[Dataset entries]
━━━━━━━━━━━━━━━━━━━━

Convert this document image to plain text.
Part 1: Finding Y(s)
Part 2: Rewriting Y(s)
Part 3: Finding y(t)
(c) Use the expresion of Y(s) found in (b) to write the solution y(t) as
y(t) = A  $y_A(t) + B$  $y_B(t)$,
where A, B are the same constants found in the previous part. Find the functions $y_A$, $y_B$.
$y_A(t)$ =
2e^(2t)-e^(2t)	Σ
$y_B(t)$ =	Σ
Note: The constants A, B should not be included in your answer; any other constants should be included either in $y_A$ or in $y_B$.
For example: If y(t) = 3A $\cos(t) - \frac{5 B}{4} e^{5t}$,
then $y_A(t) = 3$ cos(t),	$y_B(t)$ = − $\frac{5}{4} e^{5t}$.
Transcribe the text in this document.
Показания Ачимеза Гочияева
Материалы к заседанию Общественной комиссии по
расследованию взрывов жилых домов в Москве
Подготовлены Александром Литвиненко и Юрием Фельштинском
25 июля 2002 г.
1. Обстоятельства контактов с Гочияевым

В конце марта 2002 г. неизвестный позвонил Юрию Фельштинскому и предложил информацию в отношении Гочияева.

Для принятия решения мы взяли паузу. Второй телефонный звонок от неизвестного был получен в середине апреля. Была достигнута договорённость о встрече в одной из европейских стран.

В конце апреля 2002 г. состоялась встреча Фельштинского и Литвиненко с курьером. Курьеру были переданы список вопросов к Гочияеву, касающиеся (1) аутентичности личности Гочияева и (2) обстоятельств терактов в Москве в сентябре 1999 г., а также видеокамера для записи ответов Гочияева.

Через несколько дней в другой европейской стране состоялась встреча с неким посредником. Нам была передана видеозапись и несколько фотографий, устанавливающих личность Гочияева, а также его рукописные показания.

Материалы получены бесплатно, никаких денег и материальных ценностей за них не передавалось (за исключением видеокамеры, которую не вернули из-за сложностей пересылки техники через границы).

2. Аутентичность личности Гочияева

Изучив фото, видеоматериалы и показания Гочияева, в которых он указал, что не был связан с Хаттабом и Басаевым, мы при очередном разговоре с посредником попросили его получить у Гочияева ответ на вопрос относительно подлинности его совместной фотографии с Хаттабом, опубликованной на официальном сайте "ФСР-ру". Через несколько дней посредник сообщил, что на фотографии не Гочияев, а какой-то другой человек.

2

━━━━━━━━━━━━━━━━━━━━

Extract all of the material exactly as it is written.

Solution for this problem:
Convert this document image to plain text.
Part 1: Finding Y(s)
Part 2: Rewriting Y(s)
Part 3: Finding y(t)
(c) Use the expresion of Y(s) found in (b) to write the solution y(t) as
y(t) = A  $y_A(t) + B$  $y_B(t)$,
where A, B are the same constants found in the previous part. Find the functions $y_A$, $y_B$.
$y_A(t)$ =
2e^(2t)-e^(2t)	Σ
$y_B(t)$ =	Σ
Note: The constants A, B should not be included in your answer; any other constants should be included either in $y_A$ or in $y_B$.
For example: If y(t) = 3A $\cos(t) - \frac{5 B}{4} e^{5t}$,
then $y_A(t) = 3$ cos(t),	$y_B(t)$ = − $\frac{5}{4} e^{5t}$.
Transcribe the text in this document.
Показания Ачимеза Гочияева
Материалы к заседанию Общественной комиссии по
расследованию взрывов жилых домов в Москве
Подготовлены Александром Литвиненко и Юрием Фельштинском
25 июля 2002 г.
1. Обстоятельства контактов с Гочияевым

В конце марта 2002 г. неизвестный позвонил Юрию Фельштинскому и предложил информацию в отношении Гочияева.

Для принятия решения мы взяли паузу. Второй телефонный звонок от неизвестного был получен в середине апреля. Была достигнута договорённость о встрече в одной из европейских стран.

В конце апреля 2002 г. состоялась встреча Фельштинского и Литвиненко с курьером. Курьеру были переданы список вопросов к Гочияеву, касающиеся (1) аутентичности личности Гочияева и (2) обстоятельств терактов в Москве в сентябре 1999 г., а также видеокамера для записи ответов Гочияева.

Через несколько дней в другой европейской стране состоялась встреча с неким посредником. Нам была передана видеозапись и несколько фотографий, устанавливающих личность Гочияева, а также его рукописные показания.

Материалы получены бесплатно, никаких денег и материальных ценностей за них не передавалось (за исключением видеокамеры, которую не вернули из-за сложностей пересылки техники через границы).

2. Аутентичность личности Гочияева

Изучив фото, видеоматериалы и показания Гочияева, в которых он указал, что не был связан с Хаттабом и Басаевым, мы при очередном разговоре с посредником попросили его получить у Гочияева ответ на вопрос относительно подлинности его совместной фотографии с Хаттабом, опубликованной на официальном сайте "ФСР-ру". Через несколько дней посредник сообщил, что на фотографии не Гочияев, а какой-то другой человек.

2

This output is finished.